** begin Data entries **

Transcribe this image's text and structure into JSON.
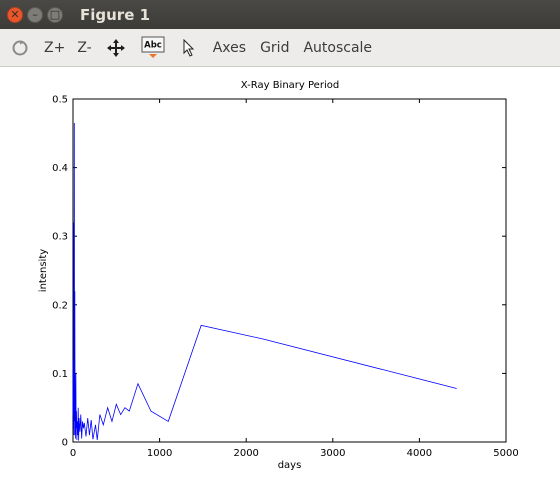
{
  "window": {
    "title": "Figure 1"
  },
  "toolbar": {
    "zoom_in_label": "Z+",
    "zoom_out_label": "Z-",
    "axes_label": "Axes",
    "grid_label": "Grid",
    "autoscale_label": "Autoscale",
    "text_tool_glyph": "Abc"
  },
  "chart_data": {
    "type": "line",
    "title": "X-Ray Binary Period",
    "xlabel": "days",
    "ylabel": "intensity",
    "xlim": [
      0,
      5000
    ],
    "ylim": [
      0,
      0.5
    ],
    "x_ticks": [
      0,
      1000,
      2000,
      3000,
      4000,
      5000
    ],
    "y_ticks": [
      0,
      0.1,
      0.2,
      0.3,
      0.4,
      0.5
    ],
    "x_tick_labels": [
      "0",
      "1000",
      "2000",
      "3000",
      "4000",
      "5000"
    ],
    "y_tick_labels": [
      "0",
      "0.1",
      "0.2",
      "0.3",
      "0.4",
      "0.5"
    ],
    "grid": false,
    "color": "#0000ff",
    "series": [
      {
        "x": [
          0,
          3,
          6,
          9,
          12,
          15,
          18,
          21,
          24,
          27,
          30,
          33,
          36,
          40,
          45,
          50,
          55,
          60,
          65,
          70,
          80,
          90,
          100,
          110,
          120,
          130,
          150,
          170,
          190,
          210,
          230,
          260,
          280,
          310,
          350,
          400,
          450,
          500,
          550,
          600,
          650,
          750,
          900,
          1100,
          1480,
          2200,
          4430
        ],
        "y": [
          0.04,
          0.12,
          0.02,
          0.32,
          0.01,
          0.465,
          0.03,
          0.22,
          0.01,
          0.07,
          0.005,
          0.1,
          0.02,
          0.045,
          0.003,
          0.03,
          0.01,
          0.05,
          0.002,
          0.035,
          0.015,
          0.04,
          0.005,
          0.03,
          0.02,
          0.028,
          0.008,
          0.035,
          0.01,
          0.032,
          0.004,
          0.025,
          0.003,
          0.04,
          0.025,
          0.05,
          0.03,
          0.055,
          0.04,
          0.05,
          0.045,
          0.085,
          0.045,
          0.03,
          0.17,
          0.15,
          0.078
        ]
      }
    ]
  }
}
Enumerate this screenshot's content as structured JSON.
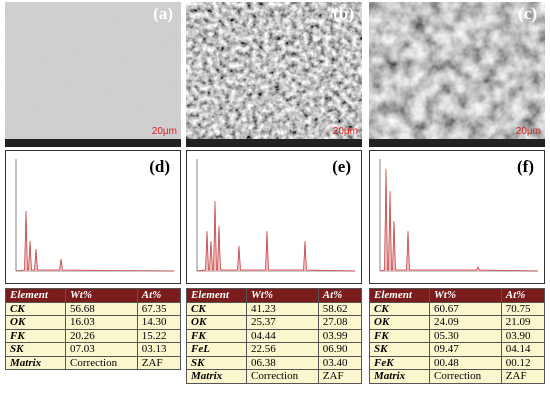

** end Data entries **

**What the exercise asks**.
Sift the material for lines with the string "title". Copy each one found.

**Output of the task**.
    "title": "Figure 1"
    "title": "X-Ray Binary Period",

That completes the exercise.